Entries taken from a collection
· · · ·

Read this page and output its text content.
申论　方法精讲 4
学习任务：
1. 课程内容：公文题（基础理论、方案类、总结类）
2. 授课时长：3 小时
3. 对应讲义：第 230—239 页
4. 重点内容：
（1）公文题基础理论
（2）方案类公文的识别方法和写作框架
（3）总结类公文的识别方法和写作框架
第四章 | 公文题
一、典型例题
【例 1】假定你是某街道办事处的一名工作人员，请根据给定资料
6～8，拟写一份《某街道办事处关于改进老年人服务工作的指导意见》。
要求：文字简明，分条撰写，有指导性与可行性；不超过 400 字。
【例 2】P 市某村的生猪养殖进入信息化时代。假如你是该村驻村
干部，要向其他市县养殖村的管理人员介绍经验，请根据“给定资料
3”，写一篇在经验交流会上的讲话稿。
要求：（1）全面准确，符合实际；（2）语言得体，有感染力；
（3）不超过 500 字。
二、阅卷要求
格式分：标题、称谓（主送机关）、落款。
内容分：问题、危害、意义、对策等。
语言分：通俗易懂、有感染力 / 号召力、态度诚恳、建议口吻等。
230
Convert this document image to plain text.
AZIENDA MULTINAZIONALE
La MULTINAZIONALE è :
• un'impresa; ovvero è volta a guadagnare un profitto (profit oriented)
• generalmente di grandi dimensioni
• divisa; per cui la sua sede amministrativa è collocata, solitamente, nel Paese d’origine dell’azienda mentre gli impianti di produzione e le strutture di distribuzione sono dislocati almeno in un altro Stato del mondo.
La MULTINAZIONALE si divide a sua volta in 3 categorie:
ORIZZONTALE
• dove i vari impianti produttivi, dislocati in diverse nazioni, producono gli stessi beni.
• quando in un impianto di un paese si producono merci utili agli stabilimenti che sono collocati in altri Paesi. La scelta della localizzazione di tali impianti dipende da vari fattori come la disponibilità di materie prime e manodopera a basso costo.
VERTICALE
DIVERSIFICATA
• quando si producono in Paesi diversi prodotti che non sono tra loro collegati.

· · · ·

What you will do —
Word for word, quote all of the data above.

Result of the exercise —
Read this page and output its text content.
申论　方法精讲 4
学习任务：
1. 课程内容：公文题（基础理论、方案类、总结类）
2. 授课时长：3 小时
3. 对应讲义：第 230—239 页
4. 重点内容：
（1）公文题基础理论
（2）方案类公文的识别方法和写作框架
（3）总结类公文的识别方法和写作框架
第四章 | 公文题
一、典型例题
【例 1】假定你是某街道办事处的一名工作人员，请根据给定资料
6～8，拟写一份《某街道办事处关于改进老年人服务工作的指导意见》。
要求：文字简明，分条撰写，有指导性与可行性；不超过 400 字。
【例 2】P 市某村的生猪养殖进入信息化时代。假如你是该村驻村
干部，要向其他市县养殖村的管理人员介绍经验，请根据“给定资料
3”，写一篇在经验交流会上的讲话稿。
要求：（1）全面准确，符合实际；（2）语言得体，有感染力；
（3）不超过 500 字。
二、阅卷要求
格式分：标题、称谓（主送机关）、落款。
内容分：问题、危害、意义、对策等。
语言分：通俗易懂、有感染力 / 号召力、态度诚恳、建议口吻等。
230
Convert this document image to plain text.
AZIENDA MULTINAZIONALE
La MULTINAZIONALE è :
• un'impresa; ovvero è volta a guadagnare un profitto (profit oriented)
• generalmente di grandi dimensioni
• divisa; per cui la sua sede amministrativa è collocata, solitamente, nel Paese d’origine dell’azienda mentre gli impianti di produzione e le strutture di distribuzione sono dislocati almeno in un altro Stato del mondo.
La MULTINAZIONALE si divide a sua volta in 3 categorie:
ORIZZONTALE
• dove i vari impianti produttivi, dislocati in diverse nazioni, producono gli stessi beni.
• quando in un impianto di un paese si producono merci utili agli stabilimenti che sono collocati in altri Paesi. La scelta della localizzazione di tali impianti dipende da vari fattori come la disponibilità di materie prime e manodopera a basso costo.
VERTICALE
DIVERSIFICATA
• quando si producono in Paesi diversi prodotti che non sono tra loro collegati.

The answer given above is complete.